-- EXTRACTED DATA follows --

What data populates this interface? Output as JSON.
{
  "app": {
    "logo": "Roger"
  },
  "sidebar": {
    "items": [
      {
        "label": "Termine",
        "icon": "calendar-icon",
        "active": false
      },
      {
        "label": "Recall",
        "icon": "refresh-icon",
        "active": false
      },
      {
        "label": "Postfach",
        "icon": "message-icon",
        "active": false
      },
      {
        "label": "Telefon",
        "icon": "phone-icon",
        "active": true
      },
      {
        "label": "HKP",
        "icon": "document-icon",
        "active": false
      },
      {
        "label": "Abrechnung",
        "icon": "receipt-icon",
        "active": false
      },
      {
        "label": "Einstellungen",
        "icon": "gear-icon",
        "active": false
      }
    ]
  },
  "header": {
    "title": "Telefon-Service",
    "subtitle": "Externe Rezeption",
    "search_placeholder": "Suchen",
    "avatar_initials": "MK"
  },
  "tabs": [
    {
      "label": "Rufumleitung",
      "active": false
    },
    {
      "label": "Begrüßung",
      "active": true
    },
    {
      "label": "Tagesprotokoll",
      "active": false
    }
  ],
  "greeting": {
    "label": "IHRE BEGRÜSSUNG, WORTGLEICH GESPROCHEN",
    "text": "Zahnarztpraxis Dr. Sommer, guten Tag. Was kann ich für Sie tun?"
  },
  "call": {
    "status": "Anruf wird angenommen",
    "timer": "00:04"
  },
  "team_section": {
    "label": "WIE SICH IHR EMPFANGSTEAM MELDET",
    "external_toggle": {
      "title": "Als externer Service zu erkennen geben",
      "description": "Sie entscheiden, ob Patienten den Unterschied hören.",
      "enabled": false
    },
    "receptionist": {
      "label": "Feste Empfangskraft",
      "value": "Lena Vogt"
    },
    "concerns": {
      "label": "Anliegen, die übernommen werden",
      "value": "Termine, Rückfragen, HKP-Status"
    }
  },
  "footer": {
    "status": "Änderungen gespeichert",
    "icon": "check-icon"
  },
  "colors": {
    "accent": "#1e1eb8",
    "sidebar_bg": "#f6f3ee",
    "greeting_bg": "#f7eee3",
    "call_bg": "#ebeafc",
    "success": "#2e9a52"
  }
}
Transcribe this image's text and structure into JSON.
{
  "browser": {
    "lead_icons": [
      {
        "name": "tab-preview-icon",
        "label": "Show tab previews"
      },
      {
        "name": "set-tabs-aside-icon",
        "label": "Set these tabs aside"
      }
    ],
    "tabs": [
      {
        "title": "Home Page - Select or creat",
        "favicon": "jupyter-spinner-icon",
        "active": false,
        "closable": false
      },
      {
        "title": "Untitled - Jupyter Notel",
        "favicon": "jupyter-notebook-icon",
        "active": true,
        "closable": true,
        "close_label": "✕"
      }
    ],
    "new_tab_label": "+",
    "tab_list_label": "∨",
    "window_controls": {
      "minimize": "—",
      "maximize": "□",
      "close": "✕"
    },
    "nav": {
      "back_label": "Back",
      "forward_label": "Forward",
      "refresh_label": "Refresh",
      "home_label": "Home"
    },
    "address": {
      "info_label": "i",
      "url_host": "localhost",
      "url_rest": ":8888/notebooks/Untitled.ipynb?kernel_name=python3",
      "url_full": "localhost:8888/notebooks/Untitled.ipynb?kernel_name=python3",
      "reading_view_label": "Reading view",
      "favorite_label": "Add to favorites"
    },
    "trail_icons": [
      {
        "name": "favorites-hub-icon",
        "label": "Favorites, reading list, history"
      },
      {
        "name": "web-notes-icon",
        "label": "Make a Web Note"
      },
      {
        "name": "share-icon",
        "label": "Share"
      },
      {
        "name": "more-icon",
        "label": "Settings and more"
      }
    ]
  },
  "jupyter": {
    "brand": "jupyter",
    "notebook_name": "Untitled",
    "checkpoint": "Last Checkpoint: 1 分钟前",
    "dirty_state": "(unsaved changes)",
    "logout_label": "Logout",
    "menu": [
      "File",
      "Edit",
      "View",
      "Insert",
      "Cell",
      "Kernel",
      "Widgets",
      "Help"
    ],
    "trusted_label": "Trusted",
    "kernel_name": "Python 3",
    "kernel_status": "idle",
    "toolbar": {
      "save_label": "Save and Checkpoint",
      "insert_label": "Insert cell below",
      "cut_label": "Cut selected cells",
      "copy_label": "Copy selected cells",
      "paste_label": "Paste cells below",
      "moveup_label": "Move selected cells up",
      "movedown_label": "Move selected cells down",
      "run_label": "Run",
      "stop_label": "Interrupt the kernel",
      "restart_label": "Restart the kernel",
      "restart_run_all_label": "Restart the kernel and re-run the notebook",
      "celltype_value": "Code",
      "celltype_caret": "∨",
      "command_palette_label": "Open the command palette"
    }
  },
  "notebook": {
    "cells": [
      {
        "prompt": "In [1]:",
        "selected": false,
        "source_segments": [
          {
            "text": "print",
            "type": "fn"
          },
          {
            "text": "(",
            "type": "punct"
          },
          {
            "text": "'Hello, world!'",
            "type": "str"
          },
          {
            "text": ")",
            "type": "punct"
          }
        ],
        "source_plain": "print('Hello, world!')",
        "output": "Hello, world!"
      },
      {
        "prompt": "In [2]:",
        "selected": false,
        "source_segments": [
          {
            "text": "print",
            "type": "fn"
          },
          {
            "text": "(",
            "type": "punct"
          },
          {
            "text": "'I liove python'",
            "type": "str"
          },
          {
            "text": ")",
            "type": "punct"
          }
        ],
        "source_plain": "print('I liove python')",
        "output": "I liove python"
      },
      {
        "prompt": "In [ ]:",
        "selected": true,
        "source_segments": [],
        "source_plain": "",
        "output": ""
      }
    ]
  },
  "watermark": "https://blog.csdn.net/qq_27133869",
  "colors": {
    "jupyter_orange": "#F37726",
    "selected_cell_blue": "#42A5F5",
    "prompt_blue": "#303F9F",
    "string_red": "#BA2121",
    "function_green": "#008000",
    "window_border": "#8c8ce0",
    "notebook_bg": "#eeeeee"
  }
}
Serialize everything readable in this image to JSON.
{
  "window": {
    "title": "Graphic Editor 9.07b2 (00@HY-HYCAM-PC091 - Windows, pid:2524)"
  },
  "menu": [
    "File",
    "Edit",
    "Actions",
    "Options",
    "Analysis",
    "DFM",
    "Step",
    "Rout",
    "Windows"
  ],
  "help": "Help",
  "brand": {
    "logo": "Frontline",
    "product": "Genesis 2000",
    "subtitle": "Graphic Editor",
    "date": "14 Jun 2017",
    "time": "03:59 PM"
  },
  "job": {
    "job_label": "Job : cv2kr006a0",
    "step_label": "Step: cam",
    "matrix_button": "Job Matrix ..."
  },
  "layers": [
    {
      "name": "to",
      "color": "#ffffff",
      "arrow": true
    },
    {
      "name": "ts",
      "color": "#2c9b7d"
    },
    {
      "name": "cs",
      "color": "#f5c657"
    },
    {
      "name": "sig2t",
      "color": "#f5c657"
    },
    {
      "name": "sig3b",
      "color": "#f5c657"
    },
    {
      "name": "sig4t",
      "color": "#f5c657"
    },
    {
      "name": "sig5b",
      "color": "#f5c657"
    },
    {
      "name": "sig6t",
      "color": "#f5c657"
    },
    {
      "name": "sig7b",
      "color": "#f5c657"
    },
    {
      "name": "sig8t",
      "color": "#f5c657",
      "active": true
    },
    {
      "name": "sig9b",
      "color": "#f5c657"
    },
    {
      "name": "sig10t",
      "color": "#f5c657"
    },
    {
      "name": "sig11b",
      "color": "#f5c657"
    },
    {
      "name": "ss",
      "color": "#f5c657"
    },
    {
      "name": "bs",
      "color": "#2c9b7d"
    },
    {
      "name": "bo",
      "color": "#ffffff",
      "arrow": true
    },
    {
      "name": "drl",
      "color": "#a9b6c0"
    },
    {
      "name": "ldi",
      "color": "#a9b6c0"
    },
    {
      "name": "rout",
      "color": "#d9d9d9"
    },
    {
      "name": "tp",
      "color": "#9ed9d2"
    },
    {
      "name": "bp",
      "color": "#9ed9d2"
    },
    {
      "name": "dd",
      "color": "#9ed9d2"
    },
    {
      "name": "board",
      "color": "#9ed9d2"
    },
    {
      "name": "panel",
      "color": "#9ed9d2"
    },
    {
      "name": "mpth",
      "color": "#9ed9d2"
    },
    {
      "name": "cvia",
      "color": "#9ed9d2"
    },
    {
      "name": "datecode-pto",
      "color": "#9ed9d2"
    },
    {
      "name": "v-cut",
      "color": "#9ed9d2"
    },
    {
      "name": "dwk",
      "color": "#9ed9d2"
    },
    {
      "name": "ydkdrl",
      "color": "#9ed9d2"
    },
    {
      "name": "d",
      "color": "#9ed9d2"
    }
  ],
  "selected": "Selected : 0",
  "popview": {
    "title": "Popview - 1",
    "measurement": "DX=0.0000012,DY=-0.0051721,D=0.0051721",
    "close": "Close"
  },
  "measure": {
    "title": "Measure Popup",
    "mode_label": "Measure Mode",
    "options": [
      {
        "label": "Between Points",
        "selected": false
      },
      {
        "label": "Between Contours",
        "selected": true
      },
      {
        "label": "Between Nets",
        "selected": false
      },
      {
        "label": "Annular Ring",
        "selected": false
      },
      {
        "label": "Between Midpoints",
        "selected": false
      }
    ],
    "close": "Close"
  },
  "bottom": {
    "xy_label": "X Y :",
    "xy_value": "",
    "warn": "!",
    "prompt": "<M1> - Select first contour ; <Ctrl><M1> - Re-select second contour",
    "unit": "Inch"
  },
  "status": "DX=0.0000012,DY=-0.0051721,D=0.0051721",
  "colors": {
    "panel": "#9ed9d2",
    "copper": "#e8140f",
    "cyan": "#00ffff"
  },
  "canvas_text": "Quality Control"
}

-- EXTRACTED DATA concluded --

**TASK TO COMPLETE:** Tally the lines above containing "this". Answer with the count only.

**RESPONSE TO THE TASK:** 3